> EXERCISE DATA:
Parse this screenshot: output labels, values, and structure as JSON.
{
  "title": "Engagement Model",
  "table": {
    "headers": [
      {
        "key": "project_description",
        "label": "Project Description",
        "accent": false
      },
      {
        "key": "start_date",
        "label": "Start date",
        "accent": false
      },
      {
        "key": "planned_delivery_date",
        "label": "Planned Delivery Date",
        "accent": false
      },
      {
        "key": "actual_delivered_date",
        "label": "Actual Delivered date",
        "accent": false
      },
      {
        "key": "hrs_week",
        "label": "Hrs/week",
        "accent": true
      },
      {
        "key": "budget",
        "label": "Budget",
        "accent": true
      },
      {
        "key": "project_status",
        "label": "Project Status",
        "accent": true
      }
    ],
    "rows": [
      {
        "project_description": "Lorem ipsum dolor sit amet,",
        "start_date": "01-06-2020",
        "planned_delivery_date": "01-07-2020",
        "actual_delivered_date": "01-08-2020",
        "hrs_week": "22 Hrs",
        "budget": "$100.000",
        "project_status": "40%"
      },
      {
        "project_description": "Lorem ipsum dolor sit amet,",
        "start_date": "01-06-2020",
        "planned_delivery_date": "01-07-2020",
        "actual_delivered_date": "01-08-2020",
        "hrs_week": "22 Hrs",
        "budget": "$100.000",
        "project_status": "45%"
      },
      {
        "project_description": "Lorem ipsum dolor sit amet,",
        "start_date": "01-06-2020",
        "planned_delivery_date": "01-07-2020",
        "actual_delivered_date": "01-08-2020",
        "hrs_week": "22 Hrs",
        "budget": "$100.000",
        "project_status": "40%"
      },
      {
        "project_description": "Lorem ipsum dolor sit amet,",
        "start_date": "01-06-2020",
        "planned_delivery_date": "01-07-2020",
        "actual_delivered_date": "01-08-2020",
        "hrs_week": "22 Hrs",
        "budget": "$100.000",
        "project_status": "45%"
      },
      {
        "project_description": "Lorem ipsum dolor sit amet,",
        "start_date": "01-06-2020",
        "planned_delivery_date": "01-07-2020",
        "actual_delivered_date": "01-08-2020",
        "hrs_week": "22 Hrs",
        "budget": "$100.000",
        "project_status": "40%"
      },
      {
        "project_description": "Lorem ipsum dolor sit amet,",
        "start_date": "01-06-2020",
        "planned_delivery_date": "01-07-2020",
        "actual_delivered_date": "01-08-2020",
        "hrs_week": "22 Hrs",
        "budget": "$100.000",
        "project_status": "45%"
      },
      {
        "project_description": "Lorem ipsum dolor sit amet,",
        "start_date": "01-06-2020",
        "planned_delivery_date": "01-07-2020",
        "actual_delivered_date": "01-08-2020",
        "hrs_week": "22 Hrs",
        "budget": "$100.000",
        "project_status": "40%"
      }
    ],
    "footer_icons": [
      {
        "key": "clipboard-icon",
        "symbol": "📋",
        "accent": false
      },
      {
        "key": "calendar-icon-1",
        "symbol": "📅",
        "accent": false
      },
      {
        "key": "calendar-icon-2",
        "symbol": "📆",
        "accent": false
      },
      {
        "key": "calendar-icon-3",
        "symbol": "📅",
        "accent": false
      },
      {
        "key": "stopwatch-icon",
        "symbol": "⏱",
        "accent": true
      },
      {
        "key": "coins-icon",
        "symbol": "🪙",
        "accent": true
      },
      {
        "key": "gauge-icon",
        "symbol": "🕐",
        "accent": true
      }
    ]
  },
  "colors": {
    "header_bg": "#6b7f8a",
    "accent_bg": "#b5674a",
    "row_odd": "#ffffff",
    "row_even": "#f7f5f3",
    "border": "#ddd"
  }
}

> WRITTEN EXERCISE:
Give every line of the material that includes the string "symbol".

> ANSWER TO THIS PROBLEM:
        "symbol": "📋",
        "symbol": "📅",
        "symbol": "📆",
        "symbol": "📅",
        "symbol": "⏱",
        "symbol": "🪙",
        "symbol": "🕐",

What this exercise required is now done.